╭─ Data excerpts

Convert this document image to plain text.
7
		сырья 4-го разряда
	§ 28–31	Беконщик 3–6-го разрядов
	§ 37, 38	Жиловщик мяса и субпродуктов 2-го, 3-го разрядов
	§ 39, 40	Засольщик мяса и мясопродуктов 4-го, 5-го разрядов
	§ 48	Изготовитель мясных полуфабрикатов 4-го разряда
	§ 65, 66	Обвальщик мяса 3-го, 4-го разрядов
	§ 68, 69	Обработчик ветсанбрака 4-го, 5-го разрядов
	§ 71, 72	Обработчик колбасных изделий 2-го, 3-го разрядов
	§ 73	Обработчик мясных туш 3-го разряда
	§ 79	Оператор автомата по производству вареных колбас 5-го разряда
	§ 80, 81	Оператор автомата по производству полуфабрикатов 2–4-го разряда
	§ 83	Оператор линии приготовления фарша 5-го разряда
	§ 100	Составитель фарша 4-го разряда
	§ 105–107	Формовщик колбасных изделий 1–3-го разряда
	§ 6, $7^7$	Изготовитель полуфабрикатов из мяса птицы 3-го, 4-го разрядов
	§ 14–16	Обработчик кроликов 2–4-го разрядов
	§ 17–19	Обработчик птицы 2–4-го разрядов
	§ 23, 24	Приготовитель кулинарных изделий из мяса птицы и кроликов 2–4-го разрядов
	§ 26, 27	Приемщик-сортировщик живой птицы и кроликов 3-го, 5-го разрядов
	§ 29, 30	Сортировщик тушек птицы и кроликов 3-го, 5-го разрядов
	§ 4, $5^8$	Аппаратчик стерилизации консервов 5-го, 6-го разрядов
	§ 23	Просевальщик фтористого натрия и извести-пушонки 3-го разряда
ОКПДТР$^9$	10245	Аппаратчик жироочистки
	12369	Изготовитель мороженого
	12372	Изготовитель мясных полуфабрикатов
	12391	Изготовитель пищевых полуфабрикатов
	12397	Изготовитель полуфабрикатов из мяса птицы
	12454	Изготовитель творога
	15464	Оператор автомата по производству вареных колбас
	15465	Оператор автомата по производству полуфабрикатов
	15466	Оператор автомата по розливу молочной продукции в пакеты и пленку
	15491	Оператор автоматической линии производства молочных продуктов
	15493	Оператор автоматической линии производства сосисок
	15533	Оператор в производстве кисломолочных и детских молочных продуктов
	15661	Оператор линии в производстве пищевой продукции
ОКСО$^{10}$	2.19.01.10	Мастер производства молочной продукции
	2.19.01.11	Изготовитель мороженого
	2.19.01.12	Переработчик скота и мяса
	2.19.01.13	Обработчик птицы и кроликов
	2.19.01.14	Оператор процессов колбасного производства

╰─

• _Task_
Print the listing above in its entirety, with every line exact.

• _Solved exercise_
Convert this document image to plain text.
7
		сырья 4-го разряда
	§ 28–31	Беконщик 3–6-го разрядов
	§ 37, 38	Жиловщик мяса и субпродуктов 2-го, 3-го разрядов
	§ 39, 40	Засольщик мяса и мясопродуктов 4-го, 5-го разрядов
	§ 48	Изготовитель мясных полуфабрикатов 4-го разряда
	§ 65, 66	Обвальщик мяса 3-го, 4-го разрядов
	§ 68, 69	Обработчик ветсанбрака 4-го, 5-го разрядов
	§ 71, 72	Обработчик колбасных изделий 2-го, 3-го разрядов
	§ 73	Обработчик мясных туш 3-го разряда
	§ 79	Оператор автомата по производству вареных колбас 5-го разряда
	§ 80, 81	Оператор автомата по производству полуфабрикатов 2–4-го разряда
	§ 83	Оператор линии приготовления фарша 5-го разряда
	§ 100	Составитель фарша 4-го разряда
	§ 105–107	Формовщик колбасных изделий 1–3-го разряда
	§ 6, $7^7$	Изготовитель полуфабрикатов из мяса птицы 3-го, 4-го разрядов
	§ 14–16	Обработчик кроликов 2–4-го разрядов
	§ 17–19	Обработчик птицы 2–4-го разрядов
	§ 23, 24	Приготовитель кулинарных изделий из мяса птицы и кроликов 2–4-го разрядов
	§ 26, 27	Приемщик-сортировщик живой птицы и кроликов 3-го, 5-го разрядов
	§ 29, 30	Сортировщик тушек птицы и кроликов 3-го, 5-го разрядов
	§ 4, $5^8$	Аппаратчик стерилизации консервов 5-го, 6-го разрядов
	§ 23	Просевальщик фтористого натрия и извести-пушонки 3-го разряда
ОКПДТР$^9$	10245	Аппаратчик жироочистки
	12369	Изготовитель мороженого
	12372	Изготовитель мясных полуфабрикатов
	12391	Изготовитель пищевых полуфабрикатов
	12397	Изготовитель полуфабрикатов из мяса птицы
	12454	Изготовитель творога
	15464	Оператор автомата по производству вареных колбас
	15465	Оператор автомата по производству полуфабрикатов
	15466	Оператор автомата по розливу молочной продукции в пакеты и пленку
	15491	Оператор автоматической линии производства молочных продуктов
	15493	Оператор автоматической линии производства сосисок
	15533	Оператор в производстве кисломолочных и детских молочных продуктов
	15661	Оператор линии в производстве пищевой продукции
ОКСО$^{10}$	2.19.01.10	Мастер производства молочной продукции
	2.19.01.11	Изготовитель мороженого
	2.19.01.12	Переработчик скота и мяса
	2.19.01.13	Обработчик птицы и кроликов
	2.19.01.14	Оператор процессов колбасного производства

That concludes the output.